**WHAT TO DO:** Look through the data for the string "mathematical". Copy every line where it is found.

**RECORDS SHOWN:**
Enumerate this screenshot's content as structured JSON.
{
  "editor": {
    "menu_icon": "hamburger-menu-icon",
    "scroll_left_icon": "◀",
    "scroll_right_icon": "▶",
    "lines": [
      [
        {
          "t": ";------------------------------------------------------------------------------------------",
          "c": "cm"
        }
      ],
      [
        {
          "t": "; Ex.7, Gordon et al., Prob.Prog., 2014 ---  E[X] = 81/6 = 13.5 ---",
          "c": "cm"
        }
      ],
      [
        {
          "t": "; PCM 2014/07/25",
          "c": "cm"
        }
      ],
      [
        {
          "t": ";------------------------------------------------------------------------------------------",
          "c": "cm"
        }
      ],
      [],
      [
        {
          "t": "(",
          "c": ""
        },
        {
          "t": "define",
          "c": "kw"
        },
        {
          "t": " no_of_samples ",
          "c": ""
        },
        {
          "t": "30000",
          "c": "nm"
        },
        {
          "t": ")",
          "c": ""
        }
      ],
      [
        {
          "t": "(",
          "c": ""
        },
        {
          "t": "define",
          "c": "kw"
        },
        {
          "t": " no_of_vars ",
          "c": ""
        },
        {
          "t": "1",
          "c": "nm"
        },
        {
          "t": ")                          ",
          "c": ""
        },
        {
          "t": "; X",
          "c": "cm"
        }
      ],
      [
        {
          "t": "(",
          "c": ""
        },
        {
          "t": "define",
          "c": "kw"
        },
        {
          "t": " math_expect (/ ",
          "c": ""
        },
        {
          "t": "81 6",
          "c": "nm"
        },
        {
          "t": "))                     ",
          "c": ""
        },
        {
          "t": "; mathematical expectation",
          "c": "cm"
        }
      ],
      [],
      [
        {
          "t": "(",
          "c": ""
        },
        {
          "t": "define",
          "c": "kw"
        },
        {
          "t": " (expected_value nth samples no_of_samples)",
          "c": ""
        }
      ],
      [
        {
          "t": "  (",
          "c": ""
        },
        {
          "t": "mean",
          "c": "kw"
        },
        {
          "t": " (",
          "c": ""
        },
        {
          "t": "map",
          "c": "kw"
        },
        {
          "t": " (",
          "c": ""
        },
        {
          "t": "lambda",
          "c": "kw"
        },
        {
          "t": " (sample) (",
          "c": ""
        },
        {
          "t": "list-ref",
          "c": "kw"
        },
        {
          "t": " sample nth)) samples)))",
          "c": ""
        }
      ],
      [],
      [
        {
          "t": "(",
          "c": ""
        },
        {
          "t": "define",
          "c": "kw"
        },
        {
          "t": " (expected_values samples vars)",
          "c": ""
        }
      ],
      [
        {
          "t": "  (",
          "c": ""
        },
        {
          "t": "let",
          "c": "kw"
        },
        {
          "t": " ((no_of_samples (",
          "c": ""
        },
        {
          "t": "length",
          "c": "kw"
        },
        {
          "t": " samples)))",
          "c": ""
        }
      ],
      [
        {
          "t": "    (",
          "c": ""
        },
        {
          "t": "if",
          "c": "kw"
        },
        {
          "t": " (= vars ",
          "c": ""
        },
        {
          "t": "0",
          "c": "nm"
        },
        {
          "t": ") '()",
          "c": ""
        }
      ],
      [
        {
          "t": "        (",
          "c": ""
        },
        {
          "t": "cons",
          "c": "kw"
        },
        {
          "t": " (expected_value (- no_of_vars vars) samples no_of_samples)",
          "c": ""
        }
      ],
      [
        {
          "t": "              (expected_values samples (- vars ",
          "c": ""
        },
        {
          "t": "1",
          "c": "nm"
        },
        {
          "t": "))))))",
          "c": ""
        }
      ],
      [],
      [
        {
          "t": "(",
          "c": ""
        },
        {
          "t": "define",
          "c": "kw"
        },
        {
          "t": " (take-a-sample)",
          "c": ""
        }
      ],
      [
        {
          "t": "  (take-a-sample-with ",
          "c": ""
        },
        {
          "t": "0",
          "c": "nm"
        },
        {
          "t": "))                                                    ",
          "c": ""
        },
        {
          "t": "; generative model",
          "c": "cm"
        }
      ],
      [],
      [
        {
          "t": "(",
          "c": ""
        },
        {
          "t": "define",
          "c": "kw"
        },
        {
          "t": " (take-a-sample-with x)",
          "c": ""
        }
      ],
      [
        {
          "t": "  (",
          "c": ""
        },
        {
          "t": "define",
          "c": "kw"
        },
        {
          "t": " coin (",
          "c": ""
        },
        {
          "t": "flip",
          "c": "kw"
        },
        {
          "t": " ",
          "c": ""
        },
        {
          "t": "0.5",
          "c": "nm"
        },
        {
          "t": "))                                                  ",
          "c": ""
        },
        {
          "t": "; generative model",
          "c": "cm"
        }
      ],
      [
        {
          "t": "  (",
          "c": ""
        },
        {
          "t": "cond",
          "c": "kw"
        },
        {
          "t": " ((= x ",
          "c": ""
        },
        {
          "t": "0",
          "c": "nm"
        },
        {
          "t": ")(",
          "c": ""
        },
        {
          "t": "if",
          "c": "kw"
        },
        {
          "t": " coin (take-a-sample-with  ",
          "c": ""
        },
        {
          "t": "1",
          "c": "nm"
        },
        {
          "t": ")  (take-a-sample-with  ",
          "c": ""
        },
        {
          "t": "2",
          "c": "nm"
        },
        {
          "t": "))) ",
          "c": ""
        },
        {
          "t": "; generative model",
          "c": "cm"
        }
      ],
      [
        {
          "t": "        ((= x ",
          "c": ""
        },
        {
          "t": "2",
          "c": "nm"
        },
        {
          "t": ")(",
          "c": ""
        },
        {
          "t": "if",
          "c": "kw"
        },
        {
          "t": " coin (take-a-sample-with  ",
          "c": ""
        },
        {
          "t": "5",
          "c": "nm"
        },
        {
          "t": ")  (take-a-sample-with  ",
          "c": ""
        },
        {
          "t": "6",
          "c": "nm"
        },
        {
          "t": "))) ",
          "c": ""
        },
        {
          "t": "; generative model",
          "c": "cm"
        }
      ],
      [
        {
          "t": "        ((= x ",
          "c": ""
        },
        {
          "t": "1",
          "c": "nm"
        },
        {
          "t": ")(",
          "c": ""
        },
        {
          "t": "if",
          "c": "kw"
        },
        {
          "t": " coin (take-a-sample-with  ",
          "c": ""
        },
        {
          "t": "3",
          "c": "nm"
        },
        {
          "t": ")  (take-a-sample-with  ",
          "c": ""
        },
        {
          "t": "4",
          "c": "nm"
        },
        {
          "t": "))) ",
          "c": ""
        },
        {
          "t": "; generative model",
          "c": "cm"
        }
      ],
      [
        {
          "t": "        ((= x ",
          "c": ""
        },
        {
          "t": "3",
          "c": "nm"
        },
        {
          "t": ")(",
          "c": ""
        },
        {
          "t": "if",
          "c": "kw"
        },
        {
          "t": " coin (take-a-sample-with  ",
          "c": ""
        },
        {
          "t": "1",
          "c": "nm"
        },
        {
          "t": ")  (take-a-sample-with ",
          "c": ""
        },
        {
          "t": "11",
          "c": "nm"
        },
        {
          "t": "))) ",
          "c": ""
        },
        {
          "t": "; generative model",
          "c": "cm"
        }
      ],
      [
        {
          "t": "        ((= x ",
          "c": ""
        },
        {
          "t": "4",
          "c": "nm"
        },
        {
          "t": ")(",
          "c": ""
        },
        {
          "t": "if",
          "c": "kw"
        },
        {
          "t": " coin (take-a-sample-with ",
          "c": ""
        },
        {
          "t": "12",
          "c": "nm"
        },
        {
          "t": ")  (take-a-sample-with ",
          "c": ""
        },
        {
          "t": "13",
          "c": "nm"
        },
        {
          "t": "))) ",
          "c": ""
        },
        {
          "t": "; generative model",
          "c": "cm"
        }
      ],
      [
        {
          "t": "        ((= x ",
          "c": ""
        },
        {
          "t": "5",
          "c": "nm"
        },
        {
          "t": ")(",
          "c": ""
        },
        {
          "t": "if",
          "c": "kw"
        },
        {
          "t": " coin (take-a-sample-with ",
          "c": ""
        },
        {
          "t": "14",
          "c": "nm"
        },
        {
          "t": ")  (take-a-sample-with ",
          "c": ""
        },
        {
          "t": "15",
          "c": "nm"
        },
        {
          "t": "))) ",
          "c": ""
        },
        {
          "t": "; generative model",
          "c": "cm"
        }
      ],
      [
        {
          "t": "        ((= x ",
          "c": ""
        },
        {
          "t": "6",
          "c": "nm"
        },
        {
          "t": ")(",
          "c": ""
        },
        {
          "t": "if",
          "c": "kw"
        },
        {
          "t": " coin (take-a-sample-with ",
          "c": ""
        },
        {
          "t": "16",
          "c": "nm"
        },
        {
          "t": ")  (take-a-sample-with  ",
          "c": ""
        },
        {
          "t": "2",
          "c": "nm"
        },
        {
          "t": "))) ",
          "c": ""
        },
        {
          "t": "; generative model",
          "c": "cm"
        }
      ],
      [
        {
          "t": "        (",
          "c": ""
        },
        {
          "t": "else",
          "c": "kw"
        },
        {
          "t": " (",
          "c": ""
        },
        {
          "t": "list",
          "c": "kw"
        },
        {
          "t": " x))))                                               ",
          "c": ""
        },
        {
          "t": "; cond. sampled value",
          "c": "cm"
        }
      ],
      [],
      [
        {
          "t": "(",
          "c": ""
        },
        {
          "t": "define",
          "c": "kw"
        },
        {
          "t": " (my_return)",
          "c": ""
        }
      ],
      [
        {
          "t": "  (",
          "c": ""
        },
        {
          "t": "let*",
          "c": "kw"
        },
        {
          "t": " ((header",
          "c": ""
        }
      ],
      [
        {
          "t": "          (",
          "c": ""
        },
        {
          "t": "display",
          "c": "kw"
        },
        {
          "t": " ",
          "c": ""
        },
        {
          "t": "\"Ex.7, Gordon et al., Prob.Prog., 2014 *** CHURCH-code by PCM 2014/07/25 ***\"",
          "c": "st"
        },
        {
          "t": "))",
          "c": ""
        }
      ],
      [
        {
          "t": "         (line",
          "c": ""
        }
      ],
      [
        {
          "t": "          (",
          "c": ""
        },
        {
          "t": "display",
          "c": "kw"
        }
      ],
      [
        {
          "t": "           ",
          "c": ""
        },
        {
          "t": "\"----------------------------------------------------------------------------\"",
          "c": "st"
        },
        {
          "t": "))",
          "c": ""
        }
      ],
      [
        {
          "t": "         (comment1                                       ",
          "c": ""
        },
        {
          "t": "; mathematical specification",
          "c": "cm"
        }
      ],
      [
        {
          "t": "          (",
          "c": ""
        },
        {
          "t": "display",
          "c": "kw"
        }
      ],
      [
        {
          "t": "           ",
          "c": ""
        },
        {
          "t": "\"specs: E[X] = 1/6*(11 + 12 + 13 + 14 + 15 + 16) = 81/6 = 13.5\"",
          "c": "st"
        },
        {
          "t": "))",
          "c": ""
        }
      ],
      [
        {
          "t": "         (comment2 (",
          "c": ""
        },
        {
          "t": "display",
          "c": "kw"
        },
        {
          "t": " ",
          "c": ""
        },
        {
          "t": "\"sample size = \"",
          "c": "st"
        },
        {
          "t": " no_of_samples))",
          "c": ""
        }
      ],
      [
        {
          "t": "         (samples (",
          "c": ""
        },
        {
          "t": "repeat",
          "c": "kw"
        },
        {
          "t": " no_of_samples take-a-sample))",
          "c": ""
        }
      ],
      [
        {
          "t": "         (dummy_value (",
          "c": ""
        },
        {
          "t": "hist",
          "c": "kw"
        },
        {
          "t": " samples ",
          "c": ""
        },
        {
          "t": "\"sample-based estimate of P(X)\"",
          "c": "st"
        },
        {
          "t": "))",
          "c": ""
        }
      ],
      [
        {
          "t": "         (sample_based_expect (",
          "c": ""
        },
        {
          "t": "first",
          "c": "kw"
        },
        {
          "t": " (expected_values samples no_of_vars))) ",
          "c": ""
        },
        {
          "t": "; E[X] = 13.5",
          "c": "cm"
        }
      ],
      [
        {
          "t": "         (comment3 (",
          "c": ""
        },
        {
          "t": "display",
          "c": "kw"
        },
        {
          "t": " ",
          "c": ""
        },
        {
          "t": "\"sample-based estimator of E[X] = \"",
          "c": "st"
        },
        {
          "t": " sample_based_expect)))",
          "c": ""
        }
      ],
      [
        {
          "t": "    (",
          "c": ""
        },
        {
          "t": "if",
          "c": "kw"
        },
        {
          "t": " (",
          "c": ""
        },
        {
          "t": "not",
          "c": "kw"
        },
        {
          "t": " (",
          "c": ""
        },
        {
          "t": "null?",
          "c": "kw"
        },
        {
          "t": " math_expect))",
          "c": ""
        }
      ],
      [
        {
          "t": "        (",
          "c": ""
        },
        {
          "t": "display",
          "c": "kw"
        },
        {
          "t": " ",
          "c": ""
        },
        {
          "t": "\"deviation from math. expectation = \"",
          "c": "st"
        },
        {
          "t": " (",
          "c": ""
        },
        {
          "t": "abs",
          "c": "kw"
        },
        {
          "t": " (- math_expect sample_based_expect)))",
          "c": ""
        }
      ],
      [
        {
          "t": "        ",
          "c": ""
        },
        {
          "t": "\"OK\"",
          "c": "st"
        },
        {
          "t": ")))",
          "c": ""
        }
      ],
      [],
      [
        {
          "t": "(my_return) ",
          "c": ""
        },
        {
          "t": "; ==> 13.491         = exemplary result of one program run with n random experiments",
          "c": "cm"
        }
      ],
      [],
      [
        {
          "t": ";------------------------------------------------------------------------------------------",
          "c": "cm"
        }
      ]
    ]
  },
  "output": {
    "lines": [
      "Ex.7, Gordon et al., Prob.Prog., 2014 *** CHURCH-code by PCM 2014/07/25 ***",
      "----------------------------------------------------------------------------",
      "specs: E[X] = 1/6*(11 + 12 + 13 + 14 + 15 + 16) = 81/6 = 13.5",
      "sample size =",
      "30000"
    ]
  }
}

**REPLY TO THE TASK:**
          "t": "; mathematical expectation",
          "t": "; mathematical specification",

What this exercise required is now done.